___ SOURCE DATA

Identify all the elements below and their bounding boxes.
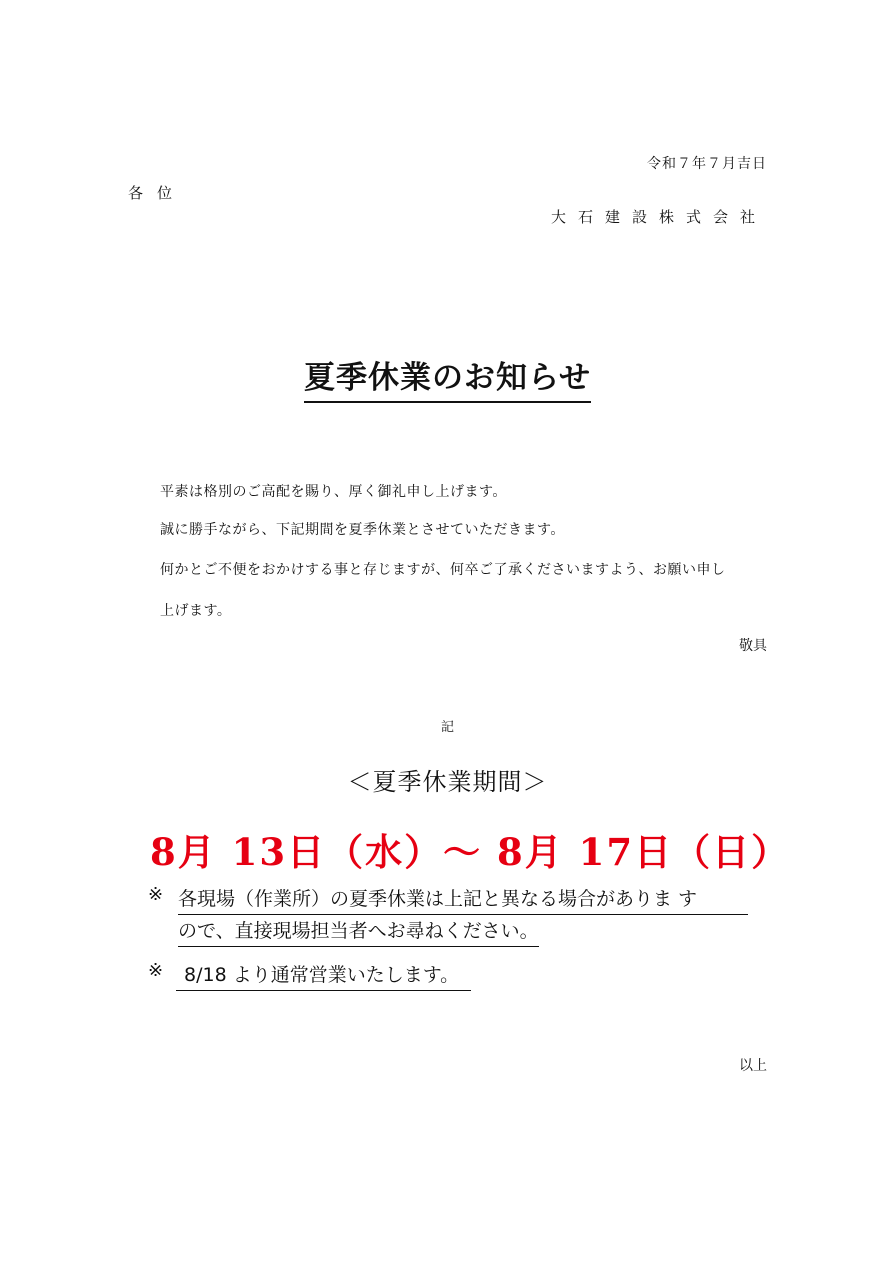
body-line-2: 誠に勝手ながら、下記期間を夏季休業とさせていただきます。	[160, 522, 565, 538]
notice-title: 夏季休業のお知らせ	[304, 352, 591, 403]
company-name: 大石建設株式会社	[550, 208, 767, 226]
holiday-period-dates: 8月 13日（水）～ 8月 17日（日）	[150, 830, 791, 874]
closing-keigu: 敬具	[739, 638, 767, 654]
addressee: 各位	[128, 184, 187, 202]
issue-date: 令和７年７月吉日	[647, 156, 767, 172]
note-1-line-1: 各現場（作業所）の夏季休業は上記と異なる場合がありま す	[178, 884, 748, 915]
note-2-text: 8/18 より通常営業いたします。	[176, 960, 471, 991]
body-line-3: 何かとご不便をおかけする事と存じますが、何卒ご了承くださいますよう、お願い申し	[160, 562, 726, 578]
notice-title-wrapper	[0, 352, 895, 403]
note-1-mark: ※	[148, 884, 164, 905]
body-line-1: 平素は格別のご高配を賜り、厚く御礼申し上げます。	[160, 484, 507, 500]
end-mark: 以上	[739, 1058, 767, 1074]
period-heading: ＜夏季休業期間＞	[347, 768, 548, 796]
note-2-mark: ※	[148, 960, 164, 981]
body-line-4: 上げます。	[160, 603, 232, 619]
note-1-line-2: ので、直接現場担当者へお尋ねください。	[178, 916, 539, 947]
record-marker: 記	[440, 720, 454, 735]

______

WORK TO BE COMPLETED: Edit the records above so that "closing-keigu" becomes "closing-phrase". Write out every line again with nothing else changed, and leave out the picture.

REPLY:
Identify all the elements below and their bounding boxes.
body-line-2: 誠に勝手ながら、下記期間を夏季休業とさせていただきます。	[160, 522, 565, 538]
notice-title: 夏季休業のお知らせ	[304, 352, 591, 403]
company-name: 大石建設株式会社	[550, 208, 767, 226]
holiday-period-dates: 8月 13日（水）～ 8月 17日（日）	[150, 830, 791, 874]
closing-phrase: 敬具	[739, 638, 767, 654]
addressee: 各位	[128, 184, 187, 202]
issue-date: 令和７年７月吉日	[647, 156, 767, 172]
note-1-line-1: 各現場（作業所）の夏季休業は上記と異なる場合がありま す	[178, 884, 748, 915]
note-2-text: 8/18 より通常営業いたします。	[176, 960, 471, 991]
body-line-3: 何かとご不便をおかけする事と存じますが、何卒ご了承くださいますよう、お願い申し	[160, 562, 726, 578]
notice-title-wrapper	[0, 352, 895, 403]
note-1-mark: ※	[148, 884, 164, 905]
body-line-1: 平素は格別のご高配を賜り、厚く御礼申し上げます。	[160, 484, 507, 500]
end-mark: 以上	[739, 1058, 767, 1074]
period-heading: ＜夏季休業期間＞	[347, 768, 548, 796]
note-2-mark: ※	[148, 960, 164, 981]
body-line-4: 上げます。	[160, 603, 232, 619]
note-1-line-2: ので、直接現場担当者へお尋ねください。	[178, 916, 539, 947]
record-marker: 記	[440, 720, 454, 735]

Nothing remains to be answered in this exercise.